■ Instructions for the task: What follows is a block of records; restate each one word for word.

■ Input data:
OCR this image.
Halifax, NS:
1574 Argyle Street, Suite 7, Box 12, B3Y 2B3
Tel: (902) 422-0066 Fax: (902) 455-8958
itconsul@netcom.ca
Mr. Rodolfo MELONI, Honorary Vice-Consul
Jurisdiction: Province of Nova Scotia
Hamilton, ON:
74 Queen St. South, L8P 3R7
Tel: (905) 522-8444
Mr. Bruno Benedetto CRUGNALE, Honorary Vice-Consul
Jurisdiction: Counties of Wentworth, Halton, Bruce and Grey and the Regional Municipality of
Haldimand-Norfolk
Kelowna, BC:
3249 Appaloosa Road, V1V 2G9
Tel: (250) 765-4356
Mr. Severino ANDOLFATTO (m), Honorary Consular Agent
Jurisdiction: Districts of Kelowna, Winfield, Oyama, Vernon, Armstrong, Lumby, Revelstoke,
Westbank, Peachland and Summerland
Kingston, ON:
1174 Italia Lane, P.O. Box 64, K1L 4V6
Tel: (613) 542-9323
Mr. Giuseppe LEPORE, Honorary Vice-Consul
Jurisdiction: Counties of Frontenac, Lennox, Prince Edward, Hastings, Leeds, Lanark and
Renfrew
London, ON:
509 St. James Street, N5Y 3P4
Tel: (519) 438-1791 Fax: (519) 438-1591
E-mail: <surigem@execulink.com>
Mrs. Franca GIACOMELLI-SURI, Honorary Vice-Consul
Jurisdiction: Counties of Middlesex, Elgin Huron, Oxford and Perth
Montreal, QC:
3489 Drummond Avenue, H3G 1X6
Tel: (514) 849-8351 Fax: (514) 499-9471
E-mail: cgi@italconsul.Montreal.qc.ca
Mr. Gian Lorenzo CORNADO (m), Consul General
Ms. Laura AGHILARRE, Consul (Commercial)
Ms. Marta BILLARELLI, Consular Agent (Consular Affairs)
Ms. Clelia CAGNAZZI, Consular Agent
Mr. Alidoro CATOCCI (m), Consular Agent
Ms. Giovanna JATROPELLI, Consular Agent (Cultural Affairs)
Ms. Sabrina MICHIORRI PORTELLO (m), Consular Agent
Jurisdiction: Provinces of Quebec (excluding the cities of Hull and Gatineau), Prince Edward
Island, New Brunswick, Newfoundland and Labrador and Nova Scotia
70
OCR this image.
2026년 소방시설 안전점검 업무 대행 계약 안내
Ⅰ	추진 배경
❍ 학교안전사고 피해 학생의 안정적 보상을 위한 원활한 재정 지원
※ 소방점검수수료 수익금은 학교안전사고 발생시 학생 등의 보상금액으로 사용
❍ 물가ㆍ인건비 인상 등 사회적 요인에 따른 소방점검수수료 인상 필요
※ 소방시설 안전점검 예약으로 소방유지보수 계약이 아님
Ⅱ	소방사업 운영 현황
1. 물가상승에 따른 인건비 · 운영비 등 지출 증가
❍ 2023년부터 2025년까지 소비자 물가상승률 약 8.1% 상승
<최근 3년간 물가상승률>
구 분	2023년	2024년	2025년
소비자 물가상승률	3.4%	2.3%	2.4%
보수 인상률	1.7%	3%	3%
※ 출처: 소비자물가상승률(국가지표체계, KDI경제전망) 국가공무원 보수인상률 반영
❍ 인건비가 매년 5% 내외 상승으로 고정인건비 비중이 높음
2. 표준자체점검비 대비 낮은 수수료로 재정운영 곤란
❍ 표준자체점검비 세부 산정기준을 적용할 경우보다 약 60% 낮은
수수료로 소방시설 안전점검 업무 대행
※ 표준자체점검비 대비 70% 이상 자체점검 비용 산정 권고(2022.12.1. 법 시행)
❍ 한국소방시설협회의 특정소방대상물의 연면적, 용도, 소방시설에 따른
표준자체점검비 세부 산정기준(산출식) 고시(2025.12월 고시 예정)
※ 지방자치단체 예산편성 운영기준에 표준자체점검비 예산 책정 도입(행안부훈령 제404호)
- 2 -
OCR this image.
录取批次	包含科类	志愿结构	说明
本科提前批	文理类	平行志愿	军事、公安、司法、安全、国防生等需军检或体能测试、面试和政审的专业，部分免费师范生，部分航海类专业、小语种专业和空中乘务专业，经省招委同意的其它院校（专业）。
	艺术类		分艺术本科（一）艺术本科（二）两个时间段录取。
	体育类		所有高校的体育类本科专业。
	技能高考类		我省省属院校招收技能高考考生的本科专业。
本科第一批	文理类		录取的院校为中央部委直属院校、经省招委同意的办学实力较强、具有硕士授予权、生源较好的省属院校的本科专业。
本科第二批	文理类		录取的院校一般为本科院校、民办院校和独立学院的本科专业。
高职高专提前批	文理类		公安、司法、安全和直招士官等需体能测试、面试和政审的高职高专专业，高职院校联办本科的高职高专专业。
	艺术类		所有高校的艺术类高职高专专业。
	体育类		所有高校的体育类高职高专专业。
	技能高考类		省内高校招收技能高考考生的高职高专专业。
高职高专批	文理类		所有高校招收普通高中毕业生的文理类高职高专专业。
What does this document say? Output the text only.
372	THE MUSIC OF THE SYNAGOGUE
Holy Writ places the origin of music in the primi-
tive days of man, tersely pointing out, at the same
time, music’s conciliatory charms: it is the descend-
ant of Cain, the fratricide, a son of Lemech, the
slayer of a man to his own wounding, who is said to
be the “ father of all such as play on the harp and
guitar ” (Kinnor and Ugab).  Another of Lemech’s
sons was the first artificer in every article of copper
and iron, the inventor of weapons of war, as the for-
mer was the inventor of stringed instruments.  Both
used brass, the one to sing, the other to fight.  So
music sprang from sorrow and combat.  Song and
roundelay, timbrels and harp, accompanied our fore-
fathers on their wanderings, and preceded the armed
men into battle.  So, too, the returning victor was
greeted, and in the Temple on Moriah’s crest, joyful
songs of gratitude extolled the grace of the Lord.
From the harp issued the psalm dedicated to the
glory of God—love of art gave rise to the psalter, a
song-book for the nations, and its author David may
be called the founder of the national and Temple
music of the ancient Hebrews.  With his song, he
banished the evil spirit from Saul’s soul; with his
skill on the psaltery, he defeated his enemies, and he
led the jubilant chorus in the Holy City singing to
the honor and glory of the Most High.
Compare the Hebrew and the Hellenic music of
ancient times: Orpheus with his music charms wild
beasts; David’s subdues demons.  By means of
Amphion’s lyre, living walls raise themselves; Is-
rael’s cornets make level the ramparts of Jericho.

■ Exercise result:
OCR this image.
Halifax, NS:
1574 Argyle Street, Suite 7, Box 12, B3Y 2B3
Tel: (902) 422-0066 Fax: (902) 455-8958
itconsul@netcom.ca
Mr. Rodolfo MELONI, Honorary Vice-Consul
Jurisdiction: Province of Nova Scotia
Hamilton, ON:
74 Queen St. South, L8P 3R7
Tel: (905) 522-8444
Mr. Bruno Benedetto CRUGNALE, Honorary Vice-Consul
Jurisdiction: Counties of Wentworth, Halton, Bruce and Grey and the Regional Municipality of
Haldimand-Norfolk
Kelowna, BC:
3249 Appaloosa Road, V1V 2G9
Tel: (250) 765-4356
Mr. Severino ANDOLFATTO (m), Honorary Consular Agent
Jurisdiction: Districts of Kelowna, Winfield, Oyama, Vernon, Armstrong, Lumby, Revelstoke,
Westbank, Peachland and Summerland
Kingston, ON:
1174 Italia Lane, P.O. Box 64, K1L 4V6
Tel: (613) 542-9323
Mr. Giuseppe LEPORE, Honorary Vice-Consul
Jurisdiction: Counties of Frontenac, Lennox, Prince Edward, Hastings, Leeds, Lanark and
Renfrew
London, ON:
509 St. James Street, N5Y 3P4
Tel: (519) 438-1791 Fax: (519) 438-1591
E-mail: <surigem@execulink.com>
Mrs. Franca GIACOMELLI-SURI, Honorary Vice-Consul
Jurisdiction: Counties of Middlesex, Elgin Huron, Oxford and Perth
Montreal, QC:
3489 Drummond Avenue, H3G 1X6
Tel: (514) 849-8351 Fax: (514) 499-9471
E-mail: cgi@italconsul.Montreal.qc.ca
Mr. Gian Lorenzo CORNADO (m), Consul General
Ms. Laura AGHILARRE, Consul (Commercial)
Ms. Marta BILLARELLI, Consular Agent (Consular Affairs)
Ms. Clelia CAGNAZZI, Consular Agent
Mr. Alidoro CATOCCI (m), Consular Agent
Ms. Giovanna JATROPELLI, Consular Agent (Cultural Affairs)
Ms. Sabrina MICHIORRI PORTELLO (m), Consular Agent
Jurisdiction: Provinces of Quebec (excluding the cities of Hull and Gatineau), Prince Edward
Island, New Brunswick, Newfoundland and Labrador and Nova Scotia
70
OCR this image.
2026년 소방시설 안전점검 업무 대행 계약 안내
Ⅰ	추진 배경
❍ 학교안전사고 피해 학생의 안정적 보상을 위한 원활한 재정 지원
※ 소방점검수수료 수익금은 학교안전사고 발생시 학생 등의 보상금액으로 사용
❍ 물가ㆍ인건비 인상 등 사회적 요인에 따른 소방점검수수료 인상 필요
※ 소방시설 안전점검 예약으로 소방유지보수 계약이 아님
Ⅱ	소방사업 운영 현황
1. 물가상승에 따른 인건비 · 운영비 등 지출 증가
❍ 2023년부터 2025년까지 소비자 물가상승률 약 8.1% 상승
<최근 3년간 물가상승률>
구 분	2023년	2024년	2025년
소비자 물가상승률	3.4%	2.3%	2.4%
보수 인상률	1.7%	3%	3%
※ 출처: 소비자물가상승률(국가지표체계, KDI경제전망) 국가공무원 보수인상률 반영
❍ 인건비가 매년 5% 내외 상승으로 고정인건비 비중이 높음
2. 표준자체점검비 대비 낮은 수수료로 재정운영 곤란
❍ 표준자체점검비 세부 산정기준을 적용할 경우보다 약 60% 낮은
수수료로 소방시설 안전점검 업무 대행
※ 표준자체점검비 대비 70% 이상 자체점검 비용 산정 권고(2022.12.1. 법 시행)
❍ 한국소방시설협회의 특정소방대상물의 연면적, 용도, 소방시설에 따른
표준자체점검비 세부 산정기준(산출식) 고시(2025.12월 고시 예정)
※ 지방자치단체 예산편성 운영기준에 표준자체점검비 예산 책정 도입(행안부훈령 제404호)
- 2 -
OCR this image.
录取批次	包含科类	志愿结构	说明
本科提前批	文理类	平行志愿	军事、公安、司法、安全、国防生等需军检或体能测试、面试和政审的专业，部分免费师范生，部分航海类专业、小语种专业和空中乘务专业，经省招委同意的其它院校（专业）。
	艺术类		分艺术本科（一）艺术本科（二）两个时间段录取。
	体育类		所有高校的体育类本科专业。
	技能高考类		我省省属院校招收技能高考考生的本科专业。
本科第一批	文理类		录取的院校为中央部委直属院校、经省招委同意的办学实力较强、具有硕士授予权、生源较好的省属院校的本科专业。
本科第二批	文理类		录取的院校一般为本科院校、民办院校和独立学院的本科专业。
高职高专提前批	文理类		公安、司法、安全和直招士官等需体能测试、面试和政审的高职高专专业，高职院校联办本科的高职高专专业。
	艺术类		所有高校的艺术类高职高专专业。
	体育类		所有高校的体育类高职高专专业。
	技能高考类		省内高校招收技能高考考生的高职高专专业。
高职高专批	文理类		所有高校招收普通高中毕业生的文理类高职高专专业。
What does this document say? Output the text only.
372	THE MUSIC OF THE SYNAGOGUE
Holy Writ places the origin of music in the primi-
tive days of man, tersely pointing out, at the same
time, music’s conciliatory charms: it is the descend-
ant of Cain, the fratricide, a son of Lemech, the
slayer of a man to his own wounding, who is said to
be the “ father of all such as play on the harp and
guitar ” (Kinnor and Ugab).  Another of Lemech’s
sons was the first artificer in every article of copper
and iron, the inventor of weapons of war, as the for-
mer was the inventor of stringed instruments.  Both
used brass, the one to sing, the other to fight.  So
music sprang from sorrow and combat.  Song and
roundelay, timbrels and harp, accompanied our fore-
fathers on their wanderings, and preceded the armed
men into battle.  So, too, the returning victor was
greeted, and in the Temple on Moriah’s crest, joyful
songs of gratitude extolled the grace of the Lord.
From the harp issued the psalm dedicated to the
glory of God—love of art gave rise to the psalter, a
song-book for the nations, and its author David may
be called the founder of the national and Temple
music of the ancient Hebrews.  With his song, he
banished the evil spirit from Saul’s soul; with his
skill on the psaltery, he defeated his enemies, and he
led the jubilant chorus in the Holy City singing to
the honor and glory of the Most High.
Compare the Hebrew and the Hellenic music of
ancient times: Orpheus with his music charms wild
beasts; David’s subdues demons.  By means of
Amphion’s lyre, living walls raise themselves; Is-
rael’s cornets make level the ramparts of Jericho.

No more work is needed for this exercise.